[Stored records]
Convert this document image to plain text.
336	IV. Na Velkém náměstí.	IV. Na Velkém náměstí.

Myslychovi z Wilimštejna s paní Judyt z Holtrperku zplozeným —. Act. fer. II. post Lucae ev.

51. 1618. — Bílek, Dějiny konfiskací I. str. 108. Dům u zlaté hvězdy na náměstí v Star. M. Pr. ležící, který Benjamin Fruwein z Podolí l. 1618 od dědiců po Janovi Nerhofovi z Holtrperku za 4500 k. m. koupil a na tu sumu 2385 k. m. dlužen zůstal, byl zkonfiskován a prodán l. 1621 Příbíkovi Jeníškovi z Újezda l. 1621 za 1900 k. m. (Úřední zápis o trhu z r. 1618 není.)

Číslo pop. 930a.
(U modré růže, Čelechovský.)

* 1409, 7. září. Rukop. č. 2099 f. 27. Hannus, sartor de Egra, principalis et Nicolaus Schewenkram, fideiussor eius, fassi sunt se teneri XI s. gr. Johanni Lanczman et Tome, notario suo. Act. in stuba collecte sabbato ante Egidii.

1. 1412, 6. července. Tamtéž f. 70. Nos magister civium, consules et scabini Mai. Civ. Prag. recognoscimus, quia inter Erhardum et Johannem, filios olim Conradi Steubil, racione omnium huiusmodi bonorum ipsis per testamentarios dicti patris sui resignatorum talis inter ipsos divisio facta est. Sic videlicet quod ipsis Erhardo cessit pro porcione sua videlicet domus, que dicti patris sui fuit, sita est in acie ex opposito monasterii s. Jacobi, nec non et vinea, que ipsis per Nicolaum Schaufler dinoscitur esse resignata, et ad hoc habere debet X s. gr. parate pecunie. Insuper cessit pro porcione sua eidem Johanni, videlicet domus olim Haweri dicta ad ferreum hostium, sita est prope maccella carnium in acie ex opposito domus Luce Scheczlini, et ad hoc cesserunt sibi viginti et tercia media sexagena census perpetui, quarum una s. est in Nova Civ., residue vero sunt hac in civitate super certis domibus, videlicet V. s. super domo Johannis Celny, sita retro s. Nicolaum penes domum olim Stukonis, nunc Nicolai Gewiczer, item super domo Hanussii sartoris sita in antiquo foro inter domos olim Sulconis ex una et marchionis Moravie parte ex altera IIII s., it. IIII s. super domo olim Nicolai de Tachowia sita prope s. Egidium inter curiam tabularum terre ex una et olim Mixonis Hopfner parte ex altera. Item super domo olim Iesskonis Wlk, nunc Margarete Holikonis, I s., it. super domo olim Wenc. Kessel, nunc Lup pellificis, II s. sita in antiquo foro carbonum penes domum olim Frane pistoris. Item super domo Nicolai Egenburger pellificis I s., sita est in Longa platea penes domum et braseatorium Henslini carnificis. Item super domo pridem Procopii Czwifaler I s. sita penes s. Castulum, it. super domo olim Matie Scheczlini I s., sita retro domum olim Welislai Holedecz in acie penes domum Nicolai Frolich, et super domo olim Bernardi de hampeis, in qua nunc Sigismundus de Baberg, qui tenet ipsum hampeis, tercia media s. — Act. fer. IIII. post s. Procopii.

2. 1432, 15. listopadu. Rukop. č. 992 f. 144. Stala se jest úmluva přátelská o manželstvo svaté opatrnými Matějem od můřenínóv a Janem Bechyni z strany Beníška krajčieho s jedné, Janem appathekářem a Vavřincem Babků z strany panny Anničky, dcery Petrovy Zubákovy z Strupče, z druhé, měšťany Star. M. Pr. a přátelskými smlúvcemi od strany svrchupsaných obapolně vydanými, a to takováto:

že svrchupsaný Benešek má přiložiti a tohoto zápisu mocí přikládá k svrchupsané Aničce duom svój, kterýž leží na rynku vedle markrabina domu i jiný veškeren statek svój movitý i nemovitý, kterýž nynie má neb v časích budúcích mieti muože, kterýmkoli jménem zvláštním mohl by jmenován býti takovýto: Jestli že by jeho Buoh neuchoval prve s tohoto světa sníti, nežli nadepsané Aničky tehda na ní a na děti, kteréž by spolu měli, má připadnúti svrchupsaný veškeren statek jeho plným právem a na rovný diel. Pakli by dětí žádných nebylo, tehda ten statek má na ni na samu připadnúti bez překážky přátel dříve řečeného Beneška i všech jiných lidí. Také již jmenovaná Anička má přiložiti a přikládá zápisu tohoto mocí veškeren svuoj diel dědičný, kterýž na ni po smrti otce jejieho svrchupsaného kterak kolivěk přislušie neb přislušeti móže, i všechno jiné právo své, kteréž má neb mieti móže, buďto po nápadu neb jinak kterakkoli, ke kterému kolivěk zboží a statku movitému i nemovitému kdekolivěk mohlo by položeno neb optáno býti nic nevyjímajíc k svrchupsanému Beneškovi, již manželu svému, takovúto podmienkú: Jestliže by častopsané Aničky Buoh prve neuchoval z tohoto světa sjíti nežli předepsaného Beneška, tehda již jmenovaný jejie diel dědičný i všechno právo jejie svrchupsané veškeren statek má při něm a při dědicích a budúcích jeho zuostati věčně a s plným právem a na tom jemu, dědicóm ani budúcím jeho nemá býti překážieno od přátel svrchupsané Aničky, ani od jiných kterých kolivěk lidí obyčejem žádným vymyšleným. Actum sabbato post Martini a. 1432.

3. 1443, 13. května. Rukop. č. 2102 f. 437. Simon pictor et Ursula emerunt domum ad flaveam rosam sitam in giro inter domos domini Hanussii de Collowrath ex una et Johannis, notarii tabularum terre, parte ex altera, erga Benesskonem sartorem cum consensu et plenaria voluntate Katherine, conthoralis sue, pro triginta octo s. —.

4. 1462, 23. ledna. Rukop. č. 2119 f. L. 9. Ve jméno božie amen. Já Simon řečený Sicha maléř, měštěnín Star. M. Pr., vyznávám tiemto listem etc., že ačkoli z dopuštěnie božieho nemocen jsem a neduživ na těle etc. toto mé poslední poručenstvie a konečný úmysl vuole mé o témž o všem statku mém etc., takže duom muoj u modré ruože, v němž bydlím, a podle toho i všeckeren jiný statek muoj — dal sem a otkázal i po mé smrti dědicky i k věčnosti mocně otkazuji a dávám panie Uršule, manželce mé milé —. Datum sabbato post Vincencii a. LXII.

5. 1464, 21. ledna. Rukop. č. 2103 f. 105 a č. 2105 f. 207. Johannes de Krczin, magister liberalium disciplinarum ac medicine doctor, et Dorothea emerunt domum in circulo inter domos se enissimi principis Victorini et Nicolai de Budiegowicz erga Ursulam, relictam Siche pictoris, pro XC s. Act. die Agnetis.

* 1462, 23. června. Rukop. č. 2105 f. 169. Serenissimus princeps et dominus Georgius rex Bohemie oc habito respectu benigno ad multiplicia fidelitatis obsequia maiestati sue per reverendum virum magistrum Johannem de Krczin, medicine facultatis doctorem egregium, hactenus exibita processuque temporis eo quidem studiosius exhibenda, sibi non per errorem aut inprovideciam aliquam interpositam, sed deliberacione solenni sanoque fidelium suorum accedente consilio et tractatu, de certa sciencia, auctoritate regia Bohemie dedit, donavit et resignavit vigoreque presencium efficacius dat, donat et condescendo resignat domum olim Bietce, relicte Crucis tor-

Given problem: Copy every line of the listing that contains the word "modré".

Task response:
(U modré růže, Čelechovský.)
4. 1462, 23. ledna. Rukop. č. 2119 f. L. 9. Ve jméno božie amen. Já Simon řečený Sicha maléř, měštěnín Star. M. Pr., vyznávám tiemto listem etc., že ačkoli z dopuštěnie božieho nemocen jsem a neduživ na těle etc. toto mé poslední poručenstvie a konečný úmysl vuole mé o témž o všem statku mém etc., takže duom muoj u modré ruože, v němž bydlím, a podle toho i všeckeren jiný statek muoj — dal sem a otkázal i po mé smrti dědicky i k věčnosti mocně otkazuji a dávám panie Uršule, manželce mé milé —. Datum sabbato post Vincencii a. LXII.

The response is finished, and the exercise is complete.